RECORDS SHOWN:

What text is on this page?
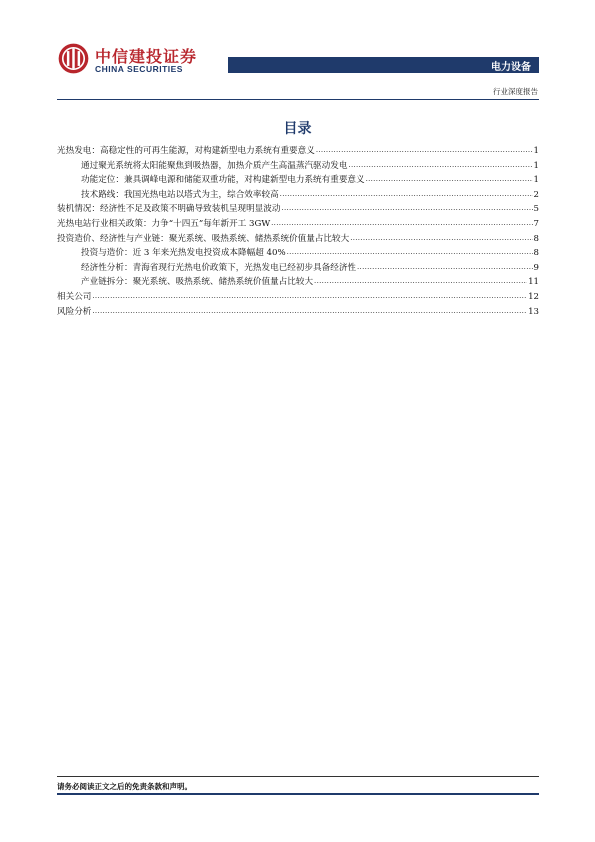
中信建投证券
CHINA SECURITIES	电力设备
行业深度报告
目录
光热发电：高稳定性的可再生能源，对构建新型电力系统有重要意义 .....	1
通过聚光系统将太阳能聚焦到吸热器，加热介质产生高温蒸汽驱动发电 .....	1
功能定位：兼具调峰电源和储能双重功能，对构建新型电力系统有重要意义 .....	1
技术路线：我国光热电站以塔式为主，综合效率较高 .....	2
装机情况：经济性不足及政策不明确导致装机呈现明显波动 .....	5
光热电站行业相关政策：力争“十四五”每年新开工 3GW .....	7
投资造价、经济性与产业链：聚光系统、吸热系统、储热系统价值量占比较大 .....	8
投资与造价：近 3 年来光热发电投资成本降幅超 40% .....	8
经济性分析：青海省现行光热电价政策下，光热发电已经初步具备经济性 .....	9
产业链拆分：聚光系统、吸热系统、储热系统价值量占比较大 .....	11
相关公司 .....	12
风险分析 .....	13
请务必阅读正文之后的免责条款和声明。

EXERCISE DETAILS: Scan the data above and copy every line with "储热系统价值量占比较大" in it.

WORKED ANSWER:
投资造价、经济性与产业链：聚光系统、吸热系统、储热系统价值量占比较大 .....	8
产业链拆分：聚光系统、吸热系统、储热系统价值量占比较大 .....	11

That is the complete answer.